TASK DETAILS | Repeat the records below exactly, leaving out every picture.

RECORDS SHOWN |
◆ ◆ ◆ ◆ ◆ ◆ ◆
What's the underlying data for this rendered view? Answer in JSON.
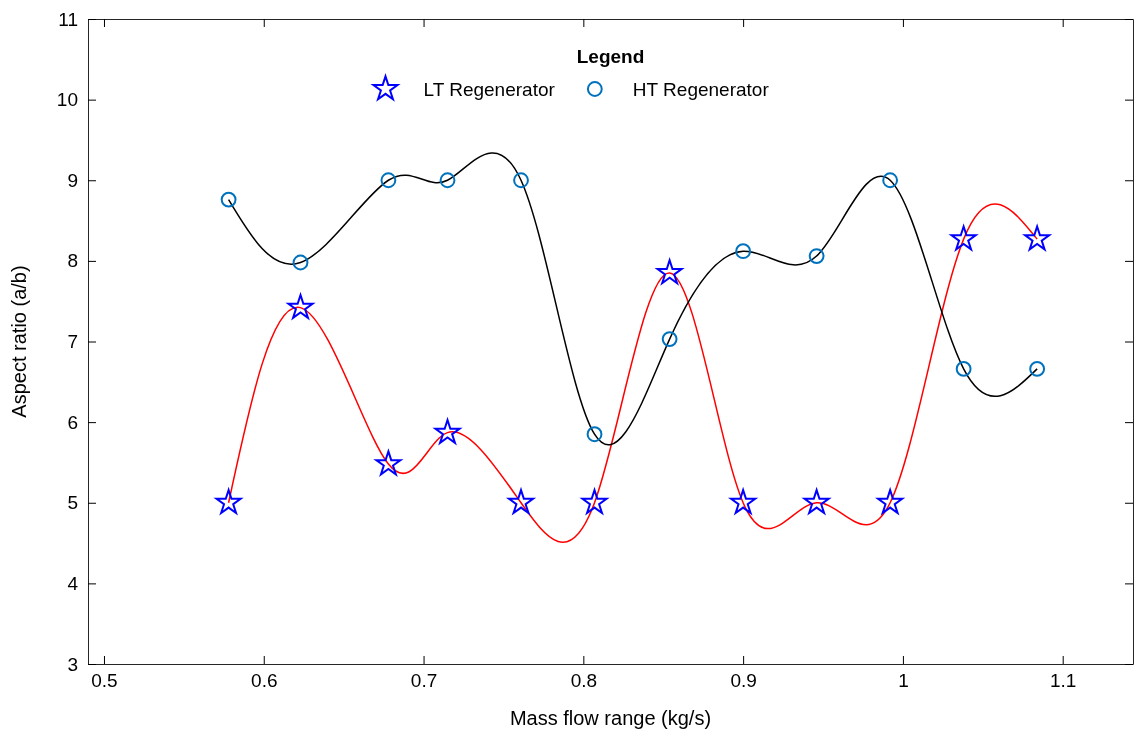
{
  "chart_data": {
    "type": "line",
    "xlabel": "Mass flow range (kg/s)",
    "ylabel": "Aspect ratio (a/b)",
    "legend_title": "Legend",
    "legend": "top",
    "grid": false,
    "x": [
      0.578,
      0.623,
      0.678,
      0.715,
      0.761,
      0.807,
      0.854,
      0.9,
      0.946,
      0.992,
      1.038,
      1.084
    ],
    "xlim": [
      0.49,
      1.144
    ],
    "xticks": [
      0.5,
      0.6,
      0.7,
      0.8,
      0.9,
      1,
      1.1
    ],
    "ylim": [
      3,
      11
    ],
    "yticks": [
      3,
      4,
      5,
      6,
      7,
      8,
      9,
      10,
      11
    ],
    "series": [
      {
        "color": "#ff0000",
        "marker": "none",
        "values": [
          5,
          7.42,
          5.48,
          5.87,
          5,
          5,
          7.85,
          5,
          5,
          5,
          8.27,
          8.27
        ]
      },
      {
        "color": "#000000",
        "marker": "none",
        "values": [
          8.76,
          7.98,
          9,
          9,
          9,
          5.85,
          7.03,
          8.12,
          8.06,
          9,
          6.66,
          6.66
        ]
      },
      {
        "type": "scatter",
        "name": "LT Regenerator",
        "color": "#0000ff",
        "marker": "star",
        "values": [
          5,
          7.42,
          5.48,
          5.87,
          5,
          5,
          7.85,
          5,
          5,
          5,
          8.27,
          8.27
        ]
      },
      {
        "type": "scatter",
        "name": "HT Regenerator",
        "color": "#0072bd",
        "marker": "circle",
        "values": [
          8.76,
          7.98,
          9,
          9,
          9,
          5.85,
          7.03,
          8.12,
          8.06,
          9,
          6.66,
          6.66
        ]
      }
    ]
  }
}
◆ ◆ ◆ ◆ ◆ ◆ ◆
TASK OUTPUT |
What's the underlying data for this rendered view? Answer in JSON.
{
  "chart_data": {
    "type": "line",
    "xlabel": "Mass flow range (kg/s)",
    "ylabel": "Aspect ratio (a/b)",
    "legend_title": "Legend",
    "legend": "top",
    "grid": false,
    "x": [
      0.578,
      0.623,
      0.678,
      0.715,
      0.761,
      0.807,
      0.854,
      0.9,
      0.946,
      0.992,
      1.038,
      1.084
    ],
    "xlim": [
      0.49,
      1.144
    ],
    "xticks": [
      0.5,
      0.6,
      0.7,
      0.8,
      0.9,
      1,
      1.1
    ],
    "ylim": [
      3,
      11
    ],
    "yticks": [
      3,
      4,
      5,
      6,
      7,
      8,
      9,
      10,
      11
    ],
    "series": [
      {
        "color": "#ff0000",
        "marker": "none",
        "values": [
          5,
          7.42,
          5.48,
          5.87,
          5,
          5,
          7.85,
          5,
          5,
          5,
          8.27,
          8.27
        ]
      },
      {
        "color": "#000000",
        "marker": "none",
        "values": [
          8.76,
          7.98,
          9,
          9,
          9,
          5.85,
          7.03,
          8.12,
          8.06,
          9,
          6.66,
          6.66
        ]
      },
      {
        "type": "scatter",
        "name": "LT Regenerator",
        "color": "#0000ff",
        "marker": "star",
        "values": [
          5,
          7.42,
          5.48,
          5.87,
          5,
          5,
          7.85,
          5,
          5,
          5,
          8.27,
          8.27
        ]
      },
      {
        "type": "scatter",
        "name": "HT Regenerator",
        "color": "#0072bd",
        "marker": "circle",
        "values": [
          8.76,
          7.98,
          9,
          9,
          9,
          5.85,
          7.03,
          8.12,
          8.06,
          9,
          6.66,
          6.66
        ]
      }
    ]
  }
}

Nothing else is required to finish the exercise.